* start *

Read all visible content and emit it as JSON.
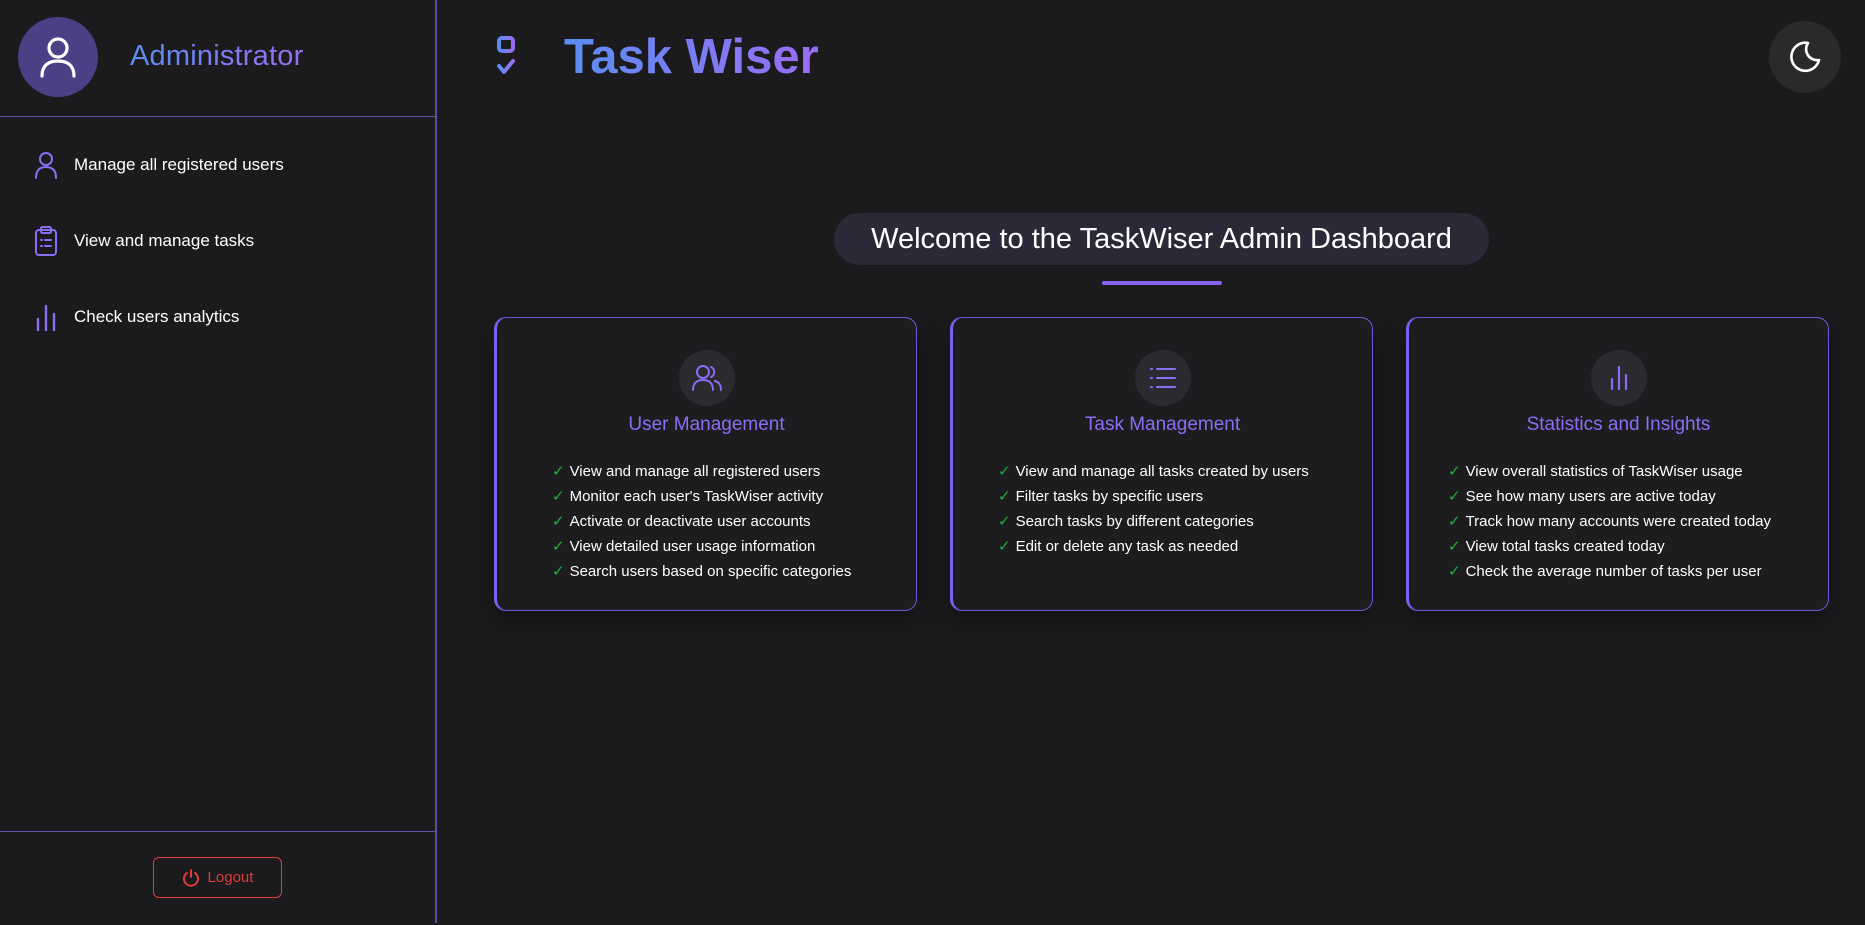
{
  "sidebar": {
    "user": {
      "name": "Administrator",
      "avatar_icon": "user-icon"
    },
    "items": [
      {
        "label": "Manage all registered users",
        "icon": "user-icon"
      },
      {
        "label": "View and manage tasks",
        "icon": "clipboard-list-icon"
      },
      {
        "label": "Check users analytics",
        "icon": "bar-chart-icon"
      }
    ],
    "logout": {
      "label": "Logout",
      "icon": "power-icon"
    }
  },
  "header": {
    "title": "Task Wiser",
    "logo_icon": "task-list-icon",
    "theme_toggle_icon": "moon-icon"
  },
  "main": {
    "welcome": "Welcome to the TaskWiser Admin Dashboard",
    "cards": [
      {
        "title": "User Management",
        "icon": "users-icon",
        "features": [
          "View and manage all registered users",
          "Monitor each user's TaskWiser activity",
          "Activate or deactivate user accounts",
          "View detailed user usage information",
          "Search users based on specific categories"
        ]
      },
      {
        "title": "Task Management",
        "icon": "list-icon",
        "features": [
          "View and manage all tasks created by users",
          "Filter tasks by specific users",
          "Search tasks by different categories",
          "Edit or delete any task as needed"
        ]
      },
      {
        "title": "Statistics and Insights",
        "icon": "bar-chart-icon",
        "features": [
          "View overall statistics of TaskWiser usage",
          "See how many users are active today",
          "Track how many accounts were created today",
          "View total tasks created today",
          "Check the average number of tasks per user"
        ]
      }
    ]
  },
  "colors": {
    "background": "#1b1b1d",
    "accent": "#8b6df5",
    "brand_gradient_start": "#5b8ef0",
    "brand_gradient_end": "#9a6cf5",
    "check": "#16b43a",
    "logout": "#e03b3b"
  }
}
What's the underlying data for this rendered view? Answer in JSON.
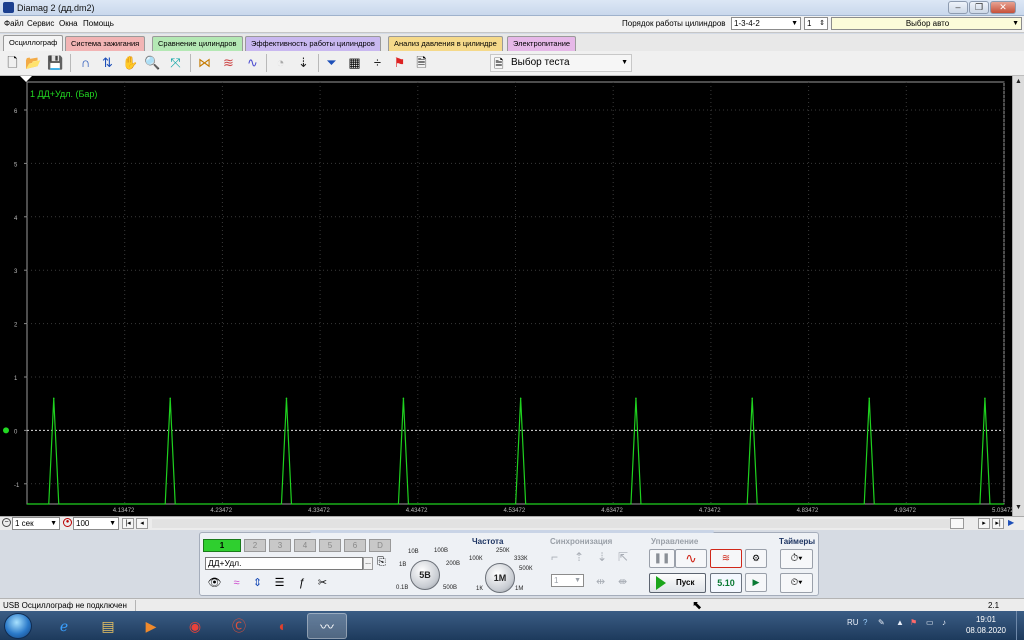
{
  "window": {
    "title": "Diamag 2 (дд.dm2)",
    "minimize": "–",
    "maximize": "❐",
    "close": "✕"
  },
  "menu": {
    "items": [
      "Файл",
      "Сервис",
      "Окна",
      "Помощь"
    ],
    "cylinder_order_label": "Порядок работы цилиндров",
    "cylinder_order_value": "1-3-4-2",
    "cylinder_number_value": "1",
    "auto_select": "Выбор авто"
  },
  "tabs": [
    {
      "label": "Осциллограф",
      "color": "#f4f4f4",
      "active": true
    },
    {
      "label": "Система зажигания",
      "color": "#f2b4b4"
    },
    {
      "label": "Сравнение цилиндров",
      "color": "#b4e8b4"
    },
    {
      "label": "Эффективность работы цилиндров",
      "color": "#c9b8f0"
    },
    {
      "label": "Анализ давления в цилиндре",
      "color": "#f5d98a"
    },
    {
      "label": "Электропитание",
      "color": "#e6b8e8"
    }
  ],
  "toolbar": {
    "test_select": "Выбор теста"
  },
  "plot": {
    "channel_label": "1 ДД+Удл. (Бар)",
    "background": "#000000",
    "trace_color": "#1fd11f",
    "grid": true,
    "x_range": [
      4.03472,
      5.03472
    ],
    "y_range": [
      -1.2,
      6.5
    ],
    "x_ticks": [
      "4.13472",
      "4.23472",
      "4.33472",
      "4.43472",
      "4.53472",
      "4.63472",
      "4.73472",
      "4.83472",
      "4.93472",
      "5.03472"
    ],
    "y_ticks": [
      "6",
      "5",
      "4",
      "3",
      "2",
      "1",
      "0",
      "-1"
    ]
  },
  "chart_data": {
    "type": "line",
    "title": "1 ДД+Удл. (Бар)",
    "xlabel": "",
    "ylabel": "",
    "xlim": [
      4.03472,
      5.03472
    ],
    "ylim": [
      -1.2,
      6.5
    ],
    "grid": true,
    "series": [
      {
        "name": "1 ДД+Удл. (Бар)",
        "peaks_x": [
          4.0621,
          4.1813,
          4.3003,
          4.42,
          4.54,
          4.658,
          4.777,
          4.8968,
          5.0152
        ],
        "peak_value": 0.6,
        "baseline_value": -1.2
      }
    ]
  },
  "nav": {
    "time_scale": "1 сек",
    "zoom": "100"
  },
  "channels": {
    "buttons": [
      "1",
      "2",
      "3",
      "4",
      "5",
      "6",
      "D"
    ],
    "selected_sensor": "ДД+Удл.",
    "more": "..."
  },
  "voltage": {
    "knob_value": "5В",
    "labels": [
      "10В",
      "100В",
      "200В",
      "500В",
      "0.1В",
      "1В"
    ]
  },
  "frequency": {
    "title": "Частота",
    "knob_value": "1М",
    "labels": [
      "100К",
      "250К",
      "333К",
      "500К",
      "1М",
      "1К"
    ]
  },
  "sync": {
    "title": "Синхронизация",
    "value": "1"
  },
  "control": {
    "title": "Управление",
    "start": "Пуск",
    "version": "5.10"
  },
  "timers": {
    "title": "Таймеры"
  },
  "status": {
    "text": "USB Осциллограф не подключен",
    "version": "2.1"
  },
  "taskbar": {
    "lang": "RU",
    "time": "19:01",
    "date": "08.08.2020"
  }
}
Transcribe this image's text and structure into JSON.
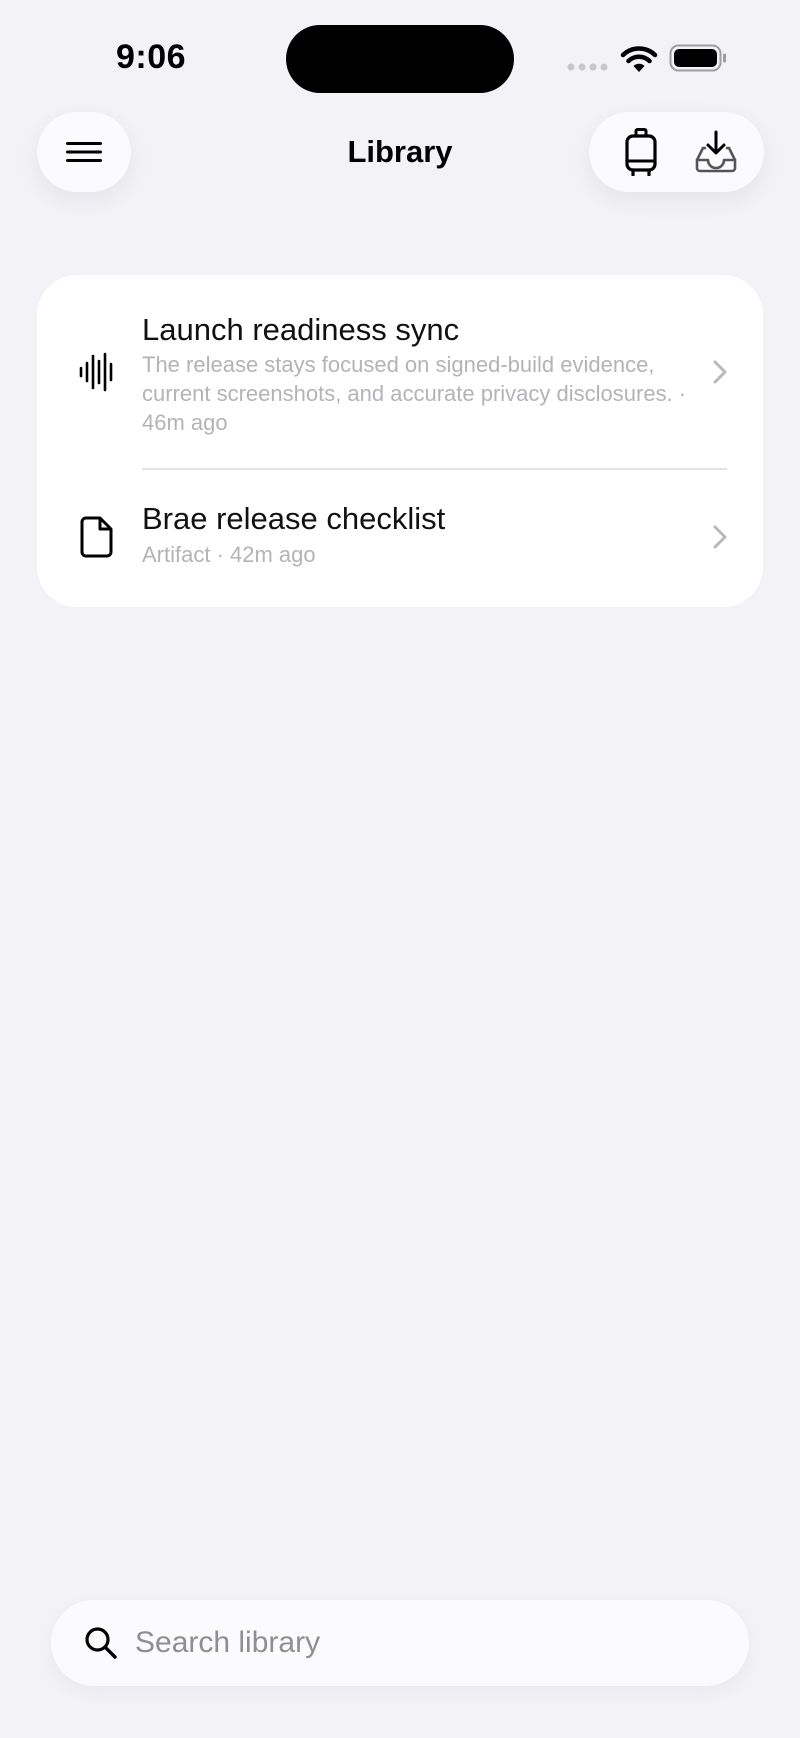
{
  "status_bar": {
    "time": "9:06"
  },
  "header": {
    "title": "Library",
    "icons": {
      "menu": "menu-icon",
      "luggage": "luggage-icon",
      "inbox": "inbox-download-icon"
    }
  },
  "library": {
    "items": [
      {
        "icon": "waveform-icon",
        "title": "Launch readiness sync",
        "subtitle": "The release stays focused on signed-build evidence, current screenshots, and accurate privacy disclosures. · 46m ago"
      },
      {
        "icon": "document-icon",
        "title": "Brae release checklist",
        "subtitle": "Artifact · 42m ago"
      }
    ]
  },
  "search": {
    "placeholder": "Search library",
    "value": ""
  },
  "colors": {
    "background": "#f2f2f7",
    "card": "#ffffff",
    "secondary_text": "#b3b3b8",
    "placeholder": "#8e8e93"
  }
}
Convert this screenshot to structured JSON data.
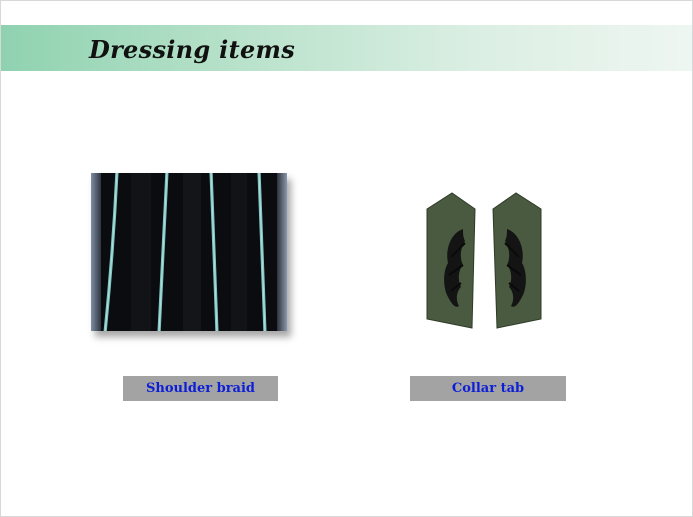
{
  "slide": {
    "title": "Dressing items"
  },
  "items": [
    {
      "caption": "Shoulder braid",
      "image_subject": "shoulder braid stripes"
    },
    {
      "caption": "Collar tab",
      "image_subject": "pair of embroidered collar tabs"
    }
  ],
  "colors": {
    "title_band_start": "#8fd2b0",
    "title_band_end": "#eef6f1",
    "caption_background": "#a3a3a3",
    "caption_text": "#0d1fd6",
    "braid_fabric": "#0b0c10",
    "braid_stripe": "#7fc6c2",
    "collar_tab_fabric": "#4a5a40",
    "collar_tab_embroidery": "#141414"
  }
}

* end *

*Given exercise*
Check each line of the entries above for the word "today". List the ones that have it.

*Output for this task*
          "See how many users are active today",
          "Track how many accounts were created today",
          "View total tasks created today",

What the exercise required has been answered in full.